Gather up the lines with the word "Mitchell" in them.

#####

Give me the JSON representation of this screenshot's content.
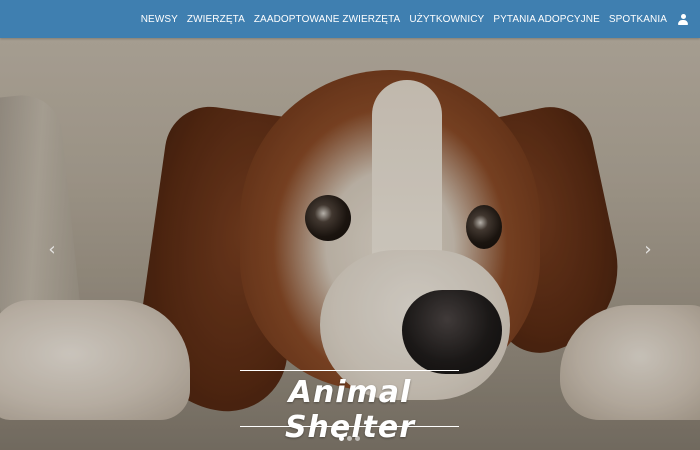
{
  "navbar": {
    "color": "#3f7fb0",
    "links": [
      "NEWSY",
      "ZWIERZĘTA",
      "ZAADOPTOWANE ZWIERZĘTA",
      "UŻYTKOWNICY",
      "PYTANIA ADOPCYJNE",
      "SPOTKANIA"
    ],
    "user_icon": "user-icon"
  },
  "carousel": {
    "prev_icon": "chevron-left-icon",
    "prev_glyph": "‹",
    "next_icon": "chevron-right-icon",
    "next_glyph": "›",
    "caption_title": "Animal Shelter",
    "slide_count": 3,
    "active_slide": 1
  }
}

#####

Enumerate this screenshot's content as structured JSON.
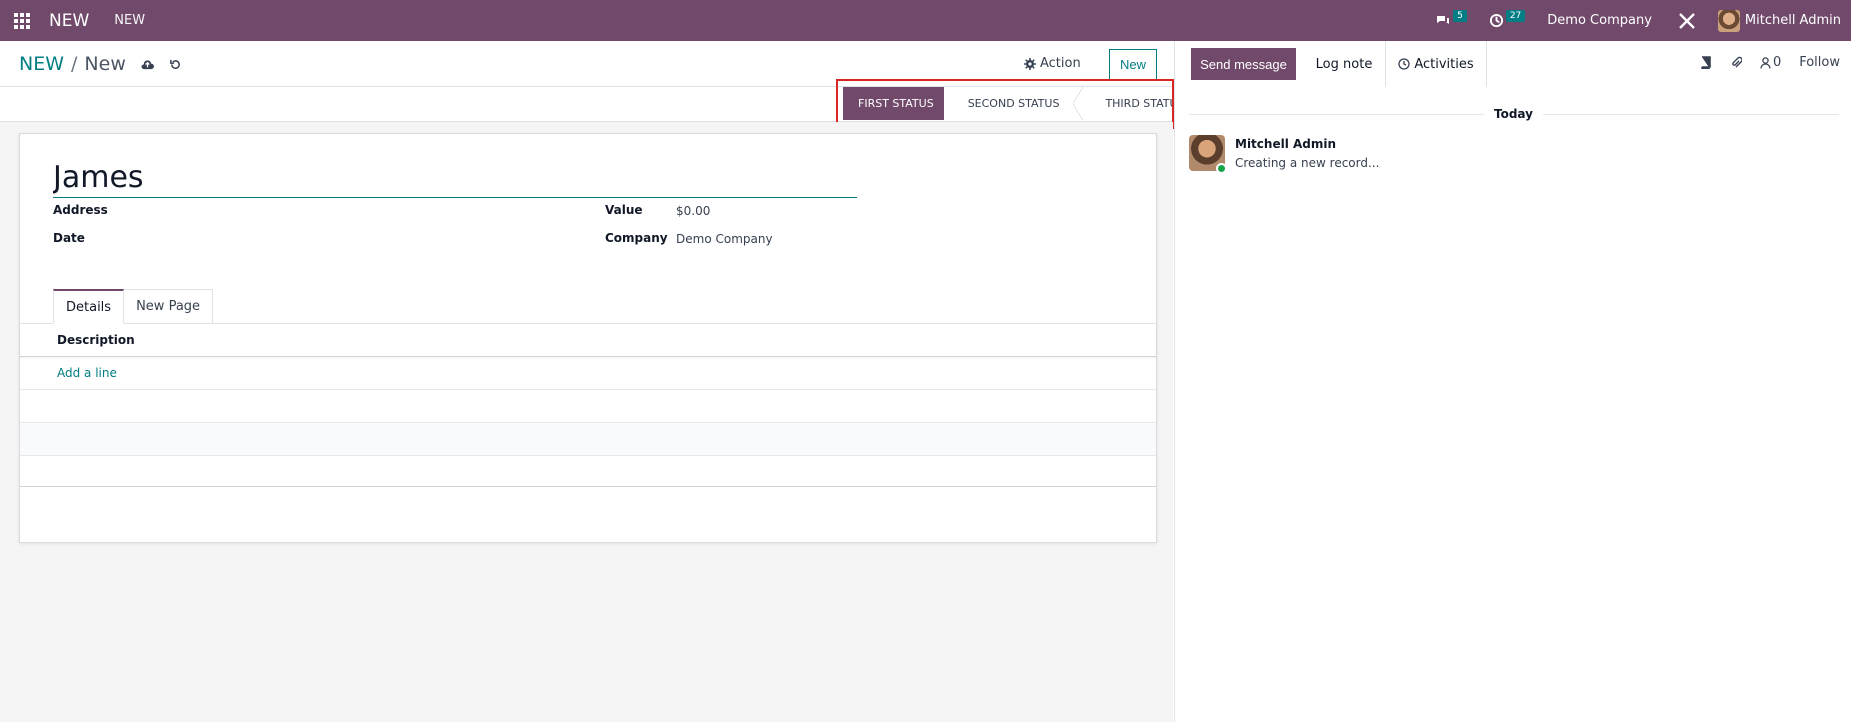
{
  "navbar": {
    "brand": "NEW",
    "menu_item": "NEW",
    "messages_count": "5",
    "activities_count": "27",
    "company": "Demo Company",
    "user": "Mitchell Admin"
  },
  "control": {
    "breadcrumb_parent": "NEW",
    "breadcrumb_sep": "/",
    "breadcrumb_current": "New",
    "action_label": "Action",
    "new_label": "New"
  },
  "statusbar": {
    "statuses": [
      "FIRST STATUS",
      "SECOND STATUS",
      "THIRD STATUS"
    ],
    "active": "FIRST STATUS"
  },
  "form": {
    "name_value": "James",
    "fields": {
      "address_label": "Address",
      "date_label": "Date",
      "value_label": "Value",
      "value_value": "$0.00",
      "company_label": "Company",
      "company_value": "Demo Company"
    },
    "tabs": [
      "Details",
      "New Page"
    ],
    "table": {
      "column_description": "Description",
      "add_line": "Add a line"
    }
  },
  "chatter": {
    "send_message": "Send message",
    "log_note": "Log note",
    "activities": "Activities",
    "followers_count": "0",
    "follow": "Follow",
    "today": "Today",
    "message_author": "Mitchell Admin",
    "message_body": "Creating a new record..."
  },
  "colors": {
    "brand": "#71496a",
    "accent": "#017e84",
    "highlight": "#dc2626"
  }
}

#####

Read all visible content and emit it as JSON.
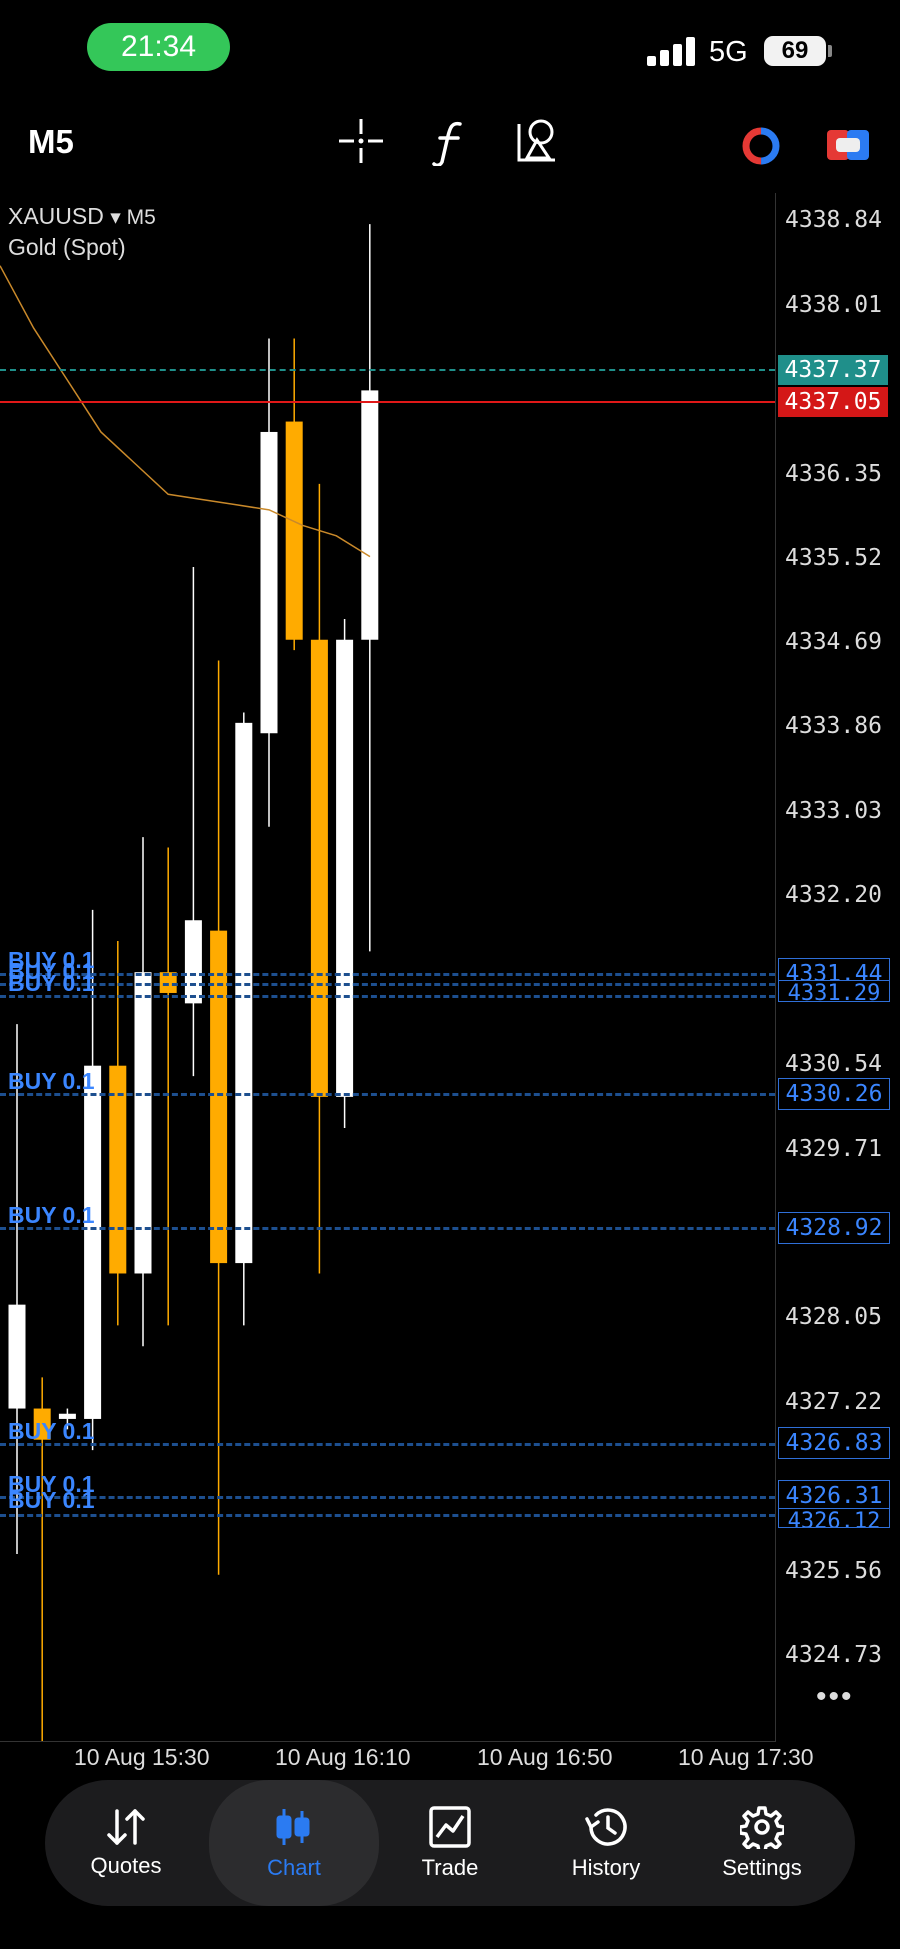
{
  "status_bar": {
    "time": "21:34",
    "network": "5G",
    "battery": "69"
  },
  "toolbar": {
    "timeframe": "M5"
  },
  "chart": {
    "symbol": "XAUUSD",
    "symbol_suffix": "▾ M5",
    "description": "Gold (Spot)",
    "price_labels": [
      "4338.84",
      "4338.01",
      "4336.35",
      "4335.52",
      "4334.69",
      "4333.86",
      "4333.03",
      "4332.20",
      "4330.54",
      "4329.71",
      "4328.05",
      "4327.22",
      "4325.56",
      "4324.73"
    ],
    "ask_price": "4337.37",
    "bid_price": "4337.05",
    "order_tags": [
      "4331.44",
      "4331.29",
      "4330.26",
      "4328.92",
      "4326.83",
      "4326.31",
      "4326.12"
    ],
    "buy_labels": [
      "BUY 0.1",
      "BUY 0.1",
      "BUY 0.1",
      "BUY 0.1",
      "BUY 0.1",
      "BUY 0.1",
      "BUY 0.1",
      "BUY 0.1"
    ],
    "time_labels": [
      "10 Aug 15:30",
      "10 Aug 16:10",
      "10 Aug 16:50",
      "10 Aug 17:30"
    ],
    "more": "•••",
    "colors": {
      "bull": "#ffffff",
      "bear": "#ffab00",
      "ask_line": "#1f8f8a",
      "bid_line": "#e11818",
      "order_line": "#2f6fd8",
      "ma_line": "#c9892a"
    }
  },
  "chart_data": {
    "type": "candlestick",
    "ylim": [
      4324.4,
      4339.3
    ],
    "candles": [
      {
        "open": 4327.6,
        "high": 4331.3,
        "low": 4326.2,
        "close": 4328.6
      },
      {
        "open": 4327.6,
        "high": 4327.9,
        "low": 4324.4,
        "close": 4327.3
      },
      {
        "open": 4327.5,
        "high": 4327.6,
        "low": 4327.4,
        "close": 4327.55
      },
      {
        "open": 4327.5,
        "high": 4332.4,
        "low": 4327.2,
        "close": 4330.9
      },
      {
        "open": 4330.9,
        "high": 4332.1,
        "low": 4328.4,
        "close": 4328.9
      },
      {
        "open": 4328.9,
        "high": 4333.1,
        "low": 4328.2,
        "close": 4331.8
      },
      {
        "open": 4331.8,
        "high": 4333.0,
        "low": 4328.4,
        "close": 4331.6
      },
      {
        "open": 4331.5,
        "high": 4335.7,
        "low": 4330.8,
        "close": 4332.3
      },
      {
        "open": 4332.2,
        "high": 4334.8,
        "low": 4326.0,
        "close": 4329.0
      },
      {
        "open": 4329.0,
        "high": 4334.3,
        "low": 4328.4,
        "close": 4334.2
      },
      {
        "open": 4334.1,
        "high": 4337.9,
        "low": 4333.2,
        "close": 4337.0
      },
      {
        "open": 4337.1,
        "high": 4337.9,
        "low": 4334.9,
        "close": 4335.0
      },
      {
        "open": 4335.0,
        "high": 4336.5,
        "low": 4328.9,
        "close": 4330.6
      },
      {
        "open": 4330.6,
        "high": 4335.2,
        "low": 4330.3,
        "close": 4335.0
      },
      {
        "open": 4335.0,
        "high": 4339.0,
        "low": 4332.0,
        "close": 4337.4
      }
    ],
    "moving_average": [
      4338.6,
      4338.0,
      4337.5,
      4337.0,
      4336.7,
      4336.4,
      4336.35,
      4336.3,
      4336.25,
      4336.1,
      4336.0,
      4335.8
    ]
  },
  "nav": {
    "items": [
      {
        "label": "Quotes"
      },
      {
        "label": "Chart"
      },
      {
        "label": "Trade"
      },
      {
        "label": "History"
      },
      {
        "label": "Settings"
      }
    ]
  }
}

#####

TASK SOLUTION:
    "user": "Mitchell Admin"
    "message_author": "Mitchell Admin",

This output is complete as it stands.